• Task details: Take every line from the listing below that includes "title" and copy it.

++++++++

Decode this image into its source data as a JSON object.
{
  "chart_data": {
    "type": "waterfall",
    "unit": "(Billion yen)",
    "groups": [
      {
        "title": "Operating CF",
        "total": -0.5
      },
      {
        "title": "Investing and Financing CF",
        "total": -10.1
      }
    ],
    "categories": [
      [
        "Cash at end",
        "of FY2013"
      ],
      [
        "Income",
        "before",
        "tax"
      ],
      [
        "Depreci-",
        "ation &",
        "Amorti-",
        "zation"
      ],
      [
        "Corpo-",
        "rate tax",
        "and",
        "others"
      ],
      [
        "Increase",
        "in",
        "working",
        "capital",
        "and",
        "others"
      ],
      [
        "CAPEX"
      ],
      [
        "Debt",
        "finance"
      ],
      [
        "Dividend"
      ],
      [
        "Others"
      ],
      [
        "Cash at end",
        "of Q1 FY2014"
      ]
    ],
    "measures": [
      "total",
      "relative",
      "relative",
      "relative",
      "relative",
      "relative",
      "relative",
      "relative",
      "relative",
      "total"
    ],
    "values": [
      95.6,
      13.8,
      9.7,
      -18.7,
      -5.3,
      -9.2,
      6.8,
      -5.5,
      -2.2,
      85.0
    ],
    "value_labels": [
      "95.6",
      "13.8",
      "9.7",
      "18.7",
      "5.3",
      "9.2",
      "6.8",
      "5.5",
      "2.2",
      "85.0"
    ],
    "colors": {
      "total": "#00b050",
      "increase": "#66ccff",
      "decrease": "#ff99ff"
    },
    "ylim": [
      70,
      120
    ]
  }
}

++++++++

• Result of the exercise:
        "title": "Operating CF",
        "title": "Investing and Financing CF",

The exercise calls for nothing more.